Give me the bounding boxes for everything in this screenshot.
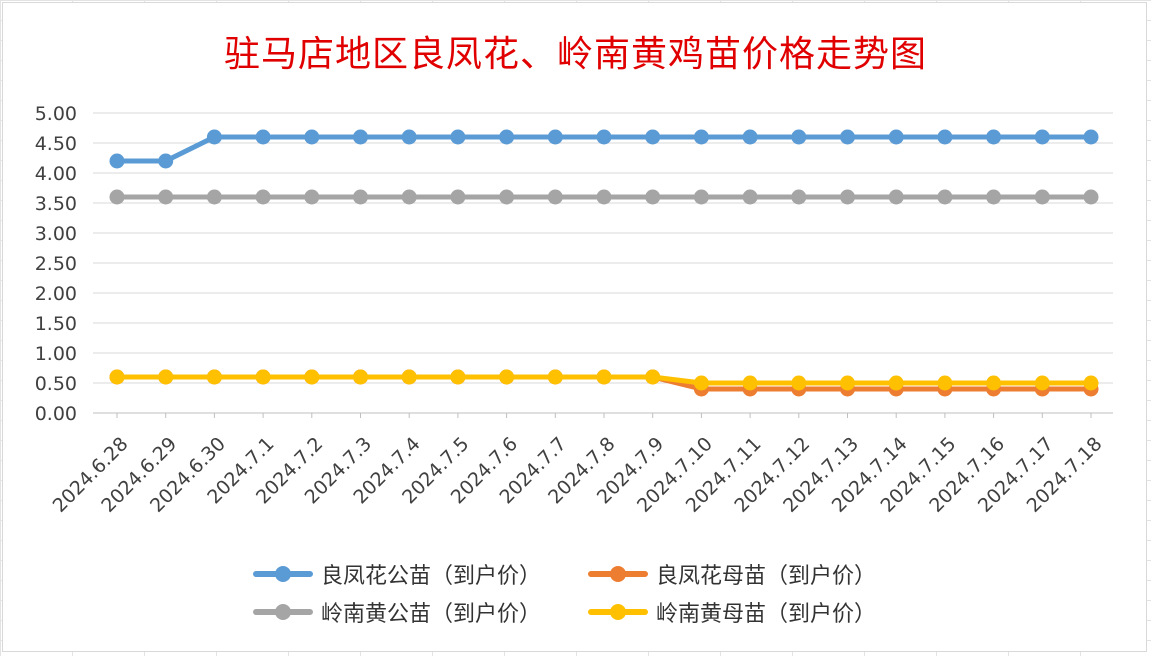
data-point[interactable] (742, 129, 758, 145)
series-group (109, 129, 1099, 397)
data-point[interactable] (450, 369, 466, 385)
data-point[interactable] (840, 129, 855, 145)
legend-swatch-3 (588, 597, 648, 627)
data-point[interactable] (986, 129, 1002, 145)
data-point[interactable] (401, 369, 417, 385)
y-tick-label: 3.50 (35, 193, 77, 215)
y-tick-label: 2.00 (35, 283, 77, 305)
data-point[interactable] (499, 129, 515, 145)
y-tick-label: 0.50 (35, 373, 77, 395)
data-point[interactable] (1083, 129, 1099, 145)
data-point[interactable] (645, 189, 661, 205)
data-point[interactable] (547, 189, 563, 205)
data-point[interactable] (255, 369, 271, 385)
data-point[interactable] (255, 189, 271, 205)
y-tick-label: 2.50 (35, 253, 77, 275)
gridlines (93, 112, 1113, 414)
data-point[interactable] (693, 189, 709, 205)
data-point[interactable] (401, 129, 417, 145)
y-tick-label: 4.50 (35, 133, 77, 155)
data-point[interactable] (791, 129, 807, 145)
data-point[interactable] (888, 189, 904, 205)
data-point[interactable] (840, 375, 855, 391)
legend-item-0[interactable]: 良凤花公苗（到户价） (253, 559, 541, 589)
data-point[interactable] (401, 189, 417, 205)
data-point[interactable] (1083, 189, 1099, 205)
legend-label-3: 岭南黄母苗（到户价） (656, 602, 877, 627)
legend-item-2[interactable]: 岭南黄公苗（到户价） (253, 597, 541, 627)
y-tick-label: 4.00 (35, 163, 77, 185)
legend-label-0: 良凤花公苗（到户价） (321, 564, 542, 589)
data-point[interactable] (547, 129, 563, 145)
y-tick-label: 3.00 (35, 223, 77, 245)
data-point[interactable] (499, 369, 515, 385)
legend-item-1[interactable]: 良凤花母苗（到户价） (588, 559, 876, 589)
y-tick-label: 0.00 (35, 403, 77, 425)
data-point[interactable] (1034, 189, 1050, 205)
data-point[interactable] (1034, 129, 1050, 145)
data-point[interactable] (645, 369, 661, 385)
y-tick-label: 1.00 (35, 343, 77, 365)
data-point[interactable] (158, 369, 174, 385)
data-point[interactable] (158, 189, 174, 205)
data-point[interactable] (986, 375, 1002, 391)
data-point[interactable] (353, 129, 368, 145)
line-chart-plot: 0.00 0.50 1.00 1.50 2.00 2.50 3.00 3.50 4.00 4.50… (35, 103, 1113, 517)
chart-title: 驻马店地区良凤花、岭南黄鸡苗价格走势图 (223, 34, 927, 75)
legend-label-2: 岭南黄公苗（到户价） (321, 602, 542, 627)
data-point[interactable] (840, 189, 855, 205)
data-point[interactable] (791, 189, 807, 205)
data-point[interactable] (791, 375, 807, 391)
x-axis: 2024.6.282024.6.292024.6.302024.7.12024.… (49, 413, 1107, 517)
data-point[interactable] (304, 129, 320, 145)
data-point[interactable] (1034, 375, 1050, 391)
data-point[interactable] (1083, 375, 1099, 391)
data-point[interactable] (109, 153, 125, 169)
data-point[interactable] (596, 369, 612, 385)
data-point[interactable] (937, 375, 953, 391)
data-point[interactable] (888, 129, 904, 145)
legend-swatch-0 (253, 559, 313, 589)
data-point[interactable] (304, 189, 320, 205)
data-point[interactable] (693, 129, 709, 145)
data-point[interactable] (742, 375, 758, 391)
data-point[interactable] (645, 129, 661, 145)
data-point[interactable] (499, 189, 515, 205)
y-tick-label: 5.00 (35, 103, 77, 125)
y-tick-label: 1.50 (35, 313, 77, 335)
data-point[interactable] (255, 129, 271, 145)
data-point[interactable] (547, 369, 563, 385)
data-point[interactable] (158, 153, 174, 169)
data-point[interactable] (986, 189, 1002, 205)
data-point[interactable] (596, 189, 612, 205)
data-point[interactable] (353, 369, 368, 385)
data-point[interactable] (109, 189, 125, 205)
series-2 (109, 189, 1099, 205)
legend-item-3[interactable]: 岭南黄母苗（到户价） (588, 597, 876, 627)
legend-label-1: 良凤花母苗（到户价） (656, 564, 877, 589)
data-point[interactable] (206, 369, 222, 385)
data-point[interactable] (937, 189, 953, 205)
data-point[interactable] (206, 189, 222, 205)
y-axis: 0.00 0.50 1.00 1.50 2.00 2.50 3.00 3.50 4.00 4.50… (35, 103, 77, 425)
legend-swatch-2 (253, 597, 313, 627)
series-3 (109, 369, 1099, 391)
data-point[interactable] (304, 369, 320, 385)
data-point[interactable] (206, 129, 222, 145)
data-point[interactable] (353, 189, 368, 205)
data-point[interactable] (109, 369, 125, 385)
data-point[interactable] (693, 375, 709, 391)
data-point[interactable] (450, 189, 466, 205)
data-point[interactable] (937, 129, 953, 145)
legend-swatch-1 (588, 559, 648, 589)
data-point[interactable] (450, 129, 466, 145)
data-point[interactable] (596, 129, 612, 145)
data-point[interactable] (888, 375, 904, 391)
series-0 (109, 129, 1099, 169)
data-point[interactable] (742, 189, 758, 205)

WHAT IS NEEDED: Please copy out all of the material above word for word, leaving out the pictures.

ANSWER FOR THIS EXERCISE:
Give me the bounding boxes for everything in this screenshot.
data-point[interactable] (742, 129, 758, 145)
series-group (109, 129, 1099, 397)
data-point[interactable] (450, 369, 466, 385)
data-point[interactable] (840, 129, 855, 145)
legend-swatch-3 (588, 597, 648, 627)
data-point[interactable] (986, 129, 1002, 145)
data-point[interactable] (401, 369, 417, 385)
y-tick-label: 3.50 (35, 193, 77, 215)
y-tick-label: 2.00 (35, 283, 77, 305)
data-point[interactable] (499, 129, 515, 145)
y-tick-label: 0.50 (35, 373, 77, 395)
data-point[interactable] (1083, 129, 1099, 145)
data-point[interactable] (645, 189, 661, 205)
data-point[interactable] (547, 189, 563, 205)
data-point[interactable] (255, 369, 271, 385)
data-point[interactable] (255, 189, 271, 205)
y-tick-label: 2.50 (35, 253, 77, 275)
gridlines (93, 112, 1113, 414)
data-point[interactable] (693, 189, 709, 205)
data-point[interactable] (401, 129, 417, 145)
y-tick-label: 4.50 (35, 133, 77, 155)
data-point[interactable] (791, 129, 807, 145)
data-point[interactable] (888, 189, 904, 205)
data-point[interactable] (840, 375, 855, 391)
legend-item-0[interactable]: 良凤花公苗（到户价） (253, 559, 541, 589)
data-point[interactable] (401, 189, 417, 205)
data-point[interactable] (1083, 189, 1099, 205)
legend-label-3: 岭南黄母苗（到户价） (656, 602, 877, 627)
legend-item-2[interactable]: 岭南黄公苗（到户价） (253, 597, 541, 627)
y-tick-label: 4.00 (35, 163, 77, 185)
legend-label-0: 良凤花公苗（到户价） (321, 564, 542, 589)
data-point[interactable] (547, 129, 563, 145)
y-tick-label: 3.00 (35, 223, 77, 245)
data-point[interactable] (499, 369, 515, 385)
legend-item-1[interactable]: 良凤花母苗（到户价） (588, 559, 876, 589)
y-tick-label: 0.00 (35, 403, 77, 425)
data-point[interactable] (1034, 189, 1050, 205)
data-point[interactable] (1034, 129, 1050, 145)
data-point[interactable] (645, 369, 661, 385)
y-tick-label: 1.00 (35, 343, 77, 365)
data-point[interactable] (158, 369, 174, 385)
data-point[interactable] (158, 189, 174, 205)
data-point[interactable] (986, 375, 1002, 391)
data-point[interactable] (353, 129, 368, 145)
line-chart-plot: 0.00 0.50 1.00 1.50 2.00 2.50 3.00 3.50 4.00 4.50… (35, 103, 1113, 517)
chart-title: 驻马店地区良凤花、岭南黄鸡苗价格走势图 (223, 34, 927, 75)
legend-label-2: 岭南黄公苗（到户价） (321, 602, 542, 627)
data-point[interactable] (840, 189, 855, 205)
data-point[interactable] (791, 189, 807, 205)
data-point[interactable] (791, 375, 807, 391)
x-axis: 2024.6.282024.6.292024.6.302024.7.12024.… (49, 413, 1107, 517)
data-point[interactable] (304, 129, 320, 145)
data-point[interactable] (1034, 375, 1050, 391)
data-point[interactable] (1083, 375, 1099, 391)
data-point[interactable] (109, 153, 125, 169)
data-point[interactable] (596, 369, 612, 385)
data-point[interactable] (937, 375, 953, 391)
data-point[interactable] (888, 129, 904, 145)
legend-swatch-0 (253, 559, 313, 589)
data-point[interactable] (304, 189, 320, 205)
data-point[interactable] (693, 129, 709, 145)
data-point[interactable] (742, 375, 758, 391)
data-point[interactable] (645, 129, 661, 145)
data-point[interactable] (499, 189, 515, 205)
y-tick-label: 5.00 (35, 103, 77, 125)
y-tick-label: 1.50 (35, 313, 77, 335)
data-point[interactable] (255, 129, 271, 145)
data-point[interactable] (547, 369, 563, 385)
data-point[interactable] (158, 153, 174, 169)
data-point[interactable] (986, 189, 1002, 205)
data-point[interactable] (596, 189, 612, 205)
data-point[interactable] (353, 369, 368, 385)
data-point[interactable] (109, 189, 125, 205)
series-2 (109, 189, 1099, 205)
legend-item-3[interactable]: 岭南黄母苗（到户价） (588, 597, 876, 627)
legend-label-1: 良凤花母苗（到户价） (656, 564, 877, 589)
data-point[interactable] (206, 369, 222, 385)
data-point[interactable] (937, 189, 953, 205)
data-point[interactable] (206, 189, 222, 205)
y-axis: 0.00 0.50 1.00 1.50 2.00 2.50 3.00 3.50 4.00 4.50… (35, 103, 77, 425)
legend-swatch-2 (253, 597, 313, 627)
series-3 (109, 369, 1099, 391)
data-point[interactable] (304, 369, 320, 385)
data-point[interactable] (206, 129, 222, 145)
data-point[interactable] (353, 189, 368, 205)
data-point[interactable] (109, 369, 125, 385)
data-point[interactable] (693, 375, 709, 391)
data-point[interactable] (450, 189, 466, 205)
data-point[interactable] (937, 129, 953, 145)
legend-swatch-1 (588, 559, 648, 589)
data-point[interactable] (450, 129, 466, 145)
data-point[interactable] (596, 129, 612, 145)
data-point[interactable] (888, 375, 904, 391)
series-0 (109, 129, 1099, 169)
data-point[interactable] (742, 189, 758, 205)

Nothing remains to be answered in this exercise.